— EXERCISE DATA —
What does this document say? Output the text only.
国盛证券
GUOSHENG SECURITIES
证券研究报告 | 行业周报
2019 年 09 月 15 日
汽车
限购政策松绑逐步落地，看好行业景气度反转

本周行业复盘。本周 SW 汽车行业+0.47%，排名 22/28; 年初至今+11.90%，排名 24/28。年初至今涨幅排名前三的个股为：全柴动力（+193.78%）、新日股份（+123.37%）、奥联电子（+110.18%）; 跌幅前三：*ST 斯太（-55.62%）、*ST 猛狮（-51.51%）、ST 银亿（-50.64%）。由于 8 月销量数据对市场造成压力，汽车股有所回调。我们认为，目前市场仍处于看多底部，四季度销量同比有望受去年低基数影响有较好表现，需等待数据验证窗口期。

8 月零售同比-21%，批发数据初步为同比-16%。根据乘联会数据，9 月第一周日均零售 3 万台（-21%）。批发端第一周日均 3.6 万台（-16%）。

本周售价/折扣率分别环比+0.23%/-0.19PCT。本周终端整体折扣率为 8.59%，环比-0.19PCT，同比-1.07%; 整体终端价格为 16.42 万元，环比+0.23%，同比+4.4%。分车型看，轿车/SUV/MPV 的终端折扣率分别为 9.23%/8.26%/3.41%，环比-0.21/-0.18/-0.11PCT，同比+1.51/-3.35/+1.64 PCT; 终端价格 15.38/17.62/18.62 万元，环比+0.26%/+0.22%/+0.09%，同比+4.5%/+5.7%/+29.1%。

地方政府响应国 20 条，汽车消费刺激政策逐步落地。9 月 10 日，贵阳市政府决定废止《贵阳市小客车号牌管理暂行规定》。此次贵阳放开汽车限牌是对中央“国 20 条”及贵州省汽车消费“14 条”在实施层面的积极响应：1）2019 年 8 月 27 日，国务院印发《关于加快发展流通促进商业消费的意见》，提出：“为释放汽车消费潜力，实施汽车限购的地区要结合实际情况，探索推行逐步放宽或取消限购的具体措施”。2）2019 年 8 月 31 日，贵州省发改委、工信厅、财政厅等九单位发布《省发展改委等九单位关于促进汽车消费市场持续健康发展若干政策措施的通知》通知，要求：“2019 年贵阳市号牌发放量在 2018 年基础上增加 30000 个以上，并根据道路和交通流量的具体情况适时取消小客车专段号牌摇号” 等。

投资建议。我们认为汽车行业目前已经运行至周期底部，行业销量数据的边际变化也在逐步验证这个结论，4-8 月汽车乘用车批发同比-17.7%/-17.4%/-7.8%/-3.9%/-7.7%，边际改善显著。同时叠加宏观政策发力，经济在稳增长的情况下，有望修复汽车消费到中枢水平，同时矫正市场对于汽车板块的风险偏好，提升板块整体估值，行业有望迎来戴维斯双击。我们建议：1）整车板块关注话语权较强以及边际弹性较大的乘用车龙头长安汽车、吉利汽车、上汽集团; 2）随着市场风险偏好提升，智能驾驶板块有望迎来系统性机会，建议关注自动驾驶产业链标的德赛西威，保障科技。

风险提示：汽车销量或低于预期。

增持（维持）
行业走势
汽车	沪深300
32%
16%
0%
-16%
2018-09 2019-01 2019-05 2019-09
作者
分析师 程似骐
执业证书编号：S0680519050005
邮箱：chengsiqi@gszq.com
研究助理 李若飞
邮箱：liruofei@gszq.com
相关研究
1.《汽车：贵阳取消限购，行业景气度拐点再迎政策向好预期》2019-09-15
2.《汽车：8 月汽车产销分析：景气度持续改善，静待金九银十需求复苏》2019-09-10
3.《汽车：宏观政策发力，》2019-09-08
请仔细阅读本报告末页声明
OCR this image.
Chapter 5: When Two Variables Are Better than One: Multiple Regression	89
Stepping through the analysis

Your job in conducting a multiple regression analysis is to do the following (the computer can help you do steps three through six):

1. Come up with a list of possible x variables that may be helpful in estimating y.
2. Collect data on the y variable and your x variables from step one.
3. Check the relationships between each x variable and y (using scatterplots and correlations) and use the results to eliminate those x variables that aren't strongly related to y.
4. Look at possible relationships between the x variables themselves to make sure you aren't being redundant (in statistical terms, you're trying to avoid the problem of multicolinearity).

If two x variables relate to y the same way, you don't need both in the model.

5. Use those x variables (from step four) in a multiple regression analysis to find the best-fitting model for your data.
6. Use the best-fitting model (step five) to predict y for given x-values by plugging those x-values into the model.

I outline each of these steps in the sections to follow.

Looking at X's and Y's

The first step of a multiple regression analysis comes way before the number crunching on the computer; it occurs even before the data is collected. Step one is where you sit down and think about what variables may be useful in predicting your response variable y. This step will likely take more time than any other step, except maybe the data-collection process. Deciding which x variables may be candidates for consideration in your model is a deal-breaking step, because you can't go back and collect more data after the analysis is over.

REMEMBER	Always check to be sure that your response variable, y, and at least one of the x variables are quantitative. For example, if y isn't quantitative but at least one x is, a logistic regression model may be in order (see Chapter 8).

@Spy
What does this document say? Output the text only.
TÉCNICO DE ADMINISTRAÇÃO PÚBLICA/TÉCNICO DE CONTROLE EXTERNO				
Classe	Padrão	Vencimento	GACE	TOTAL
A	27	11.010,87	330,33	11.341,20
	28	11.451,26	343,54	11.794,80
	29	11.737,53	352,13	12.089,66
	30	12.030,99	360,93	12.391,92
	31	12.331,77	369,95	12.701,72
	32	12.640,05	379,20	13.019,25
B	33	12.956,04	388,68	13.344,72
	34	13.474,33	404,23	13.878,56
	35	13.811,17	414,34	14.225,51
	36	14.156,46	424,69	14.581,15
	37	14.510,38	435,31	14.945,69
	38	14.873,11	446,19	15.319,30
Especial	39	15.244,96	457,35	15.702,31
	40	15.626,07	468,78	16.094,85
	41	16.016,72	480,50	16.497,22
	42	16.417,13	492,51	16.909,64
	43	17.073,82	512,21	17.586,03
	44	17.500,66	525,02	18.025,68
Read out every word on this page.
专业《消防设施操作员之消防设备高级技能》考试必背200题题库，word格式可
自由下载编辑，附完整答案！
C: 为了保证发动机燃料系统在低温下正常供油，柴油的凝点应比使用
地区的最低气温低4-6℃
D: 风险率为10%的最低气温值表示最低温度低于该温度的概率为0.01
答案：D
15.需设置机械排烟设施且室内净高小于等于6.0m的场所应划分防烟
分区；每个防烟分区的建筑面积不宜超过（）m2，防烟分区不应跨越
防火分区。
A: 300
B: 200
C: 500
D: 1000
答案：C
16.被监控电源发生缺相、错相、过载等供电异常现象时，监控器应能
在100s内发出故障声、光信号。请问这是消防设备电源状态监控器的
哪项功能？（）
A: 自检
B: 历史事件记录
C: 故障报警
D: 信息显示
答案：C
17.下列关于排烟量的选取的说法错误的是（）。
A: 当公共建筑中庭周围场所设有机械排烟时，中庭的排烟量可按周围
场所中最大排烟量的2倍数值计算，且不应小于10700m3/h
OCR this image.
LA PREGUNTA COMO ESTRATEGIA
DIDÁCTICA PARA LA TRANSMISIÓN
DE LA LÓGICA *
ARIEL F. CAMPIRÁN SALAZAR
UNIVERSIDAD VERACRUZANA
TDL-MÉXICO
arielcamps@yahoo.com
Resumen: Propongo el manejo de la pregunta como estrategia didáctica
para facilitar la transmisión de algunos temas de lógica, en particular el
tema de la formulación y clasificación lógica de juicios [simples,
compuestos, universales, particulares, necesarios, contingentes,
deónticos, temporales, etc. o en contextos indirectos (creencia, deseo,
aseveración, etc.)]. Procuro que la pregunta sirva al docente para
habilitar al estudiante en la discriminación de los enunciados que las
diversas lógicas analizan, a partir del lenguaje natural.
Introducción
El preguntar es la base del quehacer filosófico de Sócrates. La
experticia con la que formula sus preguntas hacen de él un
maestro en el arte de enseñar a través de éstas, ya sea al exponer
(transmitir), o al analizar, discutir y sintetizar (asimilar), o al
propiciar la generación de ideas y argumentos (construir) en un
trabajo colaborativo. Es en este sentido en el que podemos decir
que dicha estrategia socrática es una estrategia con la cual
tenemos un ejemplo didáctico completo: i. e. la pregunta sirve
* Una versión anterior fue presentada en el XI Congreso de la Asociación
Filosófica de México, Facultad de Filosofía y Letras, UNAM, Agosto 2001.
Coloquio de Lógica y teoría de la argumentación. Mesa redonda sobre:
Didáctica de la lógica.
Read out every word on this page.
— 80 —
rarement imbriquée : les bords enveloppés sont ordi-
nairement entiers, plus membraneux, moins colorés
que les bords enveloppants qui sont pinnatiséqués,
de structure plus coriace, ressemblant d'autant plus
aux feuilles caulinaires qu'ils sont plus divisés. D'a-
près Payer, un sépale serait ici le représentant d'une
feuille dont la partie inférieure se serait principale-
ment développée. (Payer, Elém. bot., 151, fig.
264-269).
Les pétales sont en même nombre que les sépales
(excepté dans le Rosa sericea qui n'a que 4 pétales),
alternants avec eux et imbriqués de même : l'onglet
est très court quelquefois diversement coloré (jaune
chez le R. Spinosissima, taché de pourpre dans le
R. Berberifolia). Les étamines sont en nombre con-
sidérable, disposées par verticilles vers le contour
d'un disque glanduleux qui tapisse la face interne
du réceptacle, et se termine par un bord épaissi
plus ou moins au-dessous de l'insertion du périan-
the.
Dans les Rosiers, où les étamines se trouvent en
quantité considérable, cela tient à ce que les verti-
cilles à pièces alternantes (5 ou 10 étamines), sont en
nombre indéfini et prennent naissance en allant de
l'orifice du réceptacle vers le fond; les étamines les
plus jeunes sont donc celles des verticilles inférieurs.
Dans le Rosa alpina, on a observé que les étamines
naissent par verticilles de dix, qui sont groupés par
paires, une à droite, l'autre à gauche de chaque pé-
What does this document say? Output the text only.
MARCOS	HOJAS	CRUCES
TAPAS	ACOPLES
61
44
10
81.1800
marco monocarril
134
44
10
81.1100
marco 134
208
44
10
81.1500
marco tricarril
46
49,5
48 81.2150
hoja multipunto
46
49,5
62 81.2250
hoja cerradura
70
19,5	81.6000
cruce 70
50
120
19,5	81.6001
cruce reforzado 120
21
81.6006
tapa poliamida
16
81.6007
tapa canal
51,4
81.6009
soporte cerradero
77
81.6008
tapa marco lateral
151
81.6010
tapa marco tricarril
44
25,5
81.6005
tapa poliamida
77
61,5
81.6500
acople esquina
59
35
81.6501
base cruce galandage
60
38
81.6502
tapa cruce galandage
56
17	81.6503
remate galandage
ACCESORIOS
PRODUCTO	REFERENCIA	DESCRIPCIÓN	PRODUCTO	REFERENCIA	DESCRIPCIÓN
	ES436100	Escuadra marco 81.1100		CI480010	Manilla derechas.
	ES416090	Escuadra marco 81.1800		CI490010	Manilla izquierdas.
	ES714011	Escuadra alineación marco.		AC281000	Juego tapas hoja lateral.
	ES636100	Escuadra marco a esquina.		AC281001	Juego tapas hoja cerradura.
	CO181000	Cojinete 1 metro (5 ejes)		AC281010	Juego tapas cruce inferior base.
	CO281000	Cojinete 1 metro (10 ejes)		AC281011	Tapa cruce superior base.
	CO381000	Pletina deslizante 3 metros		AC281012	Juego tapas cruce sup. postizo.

— SHORT TASK —
Extract every line of the records above that contains the word "lateral".

— THE RESPONSE —
tapa marco lateral
	ES714011	Escuadra alineación marco.		AC281000	Juego tapas hoja lateral.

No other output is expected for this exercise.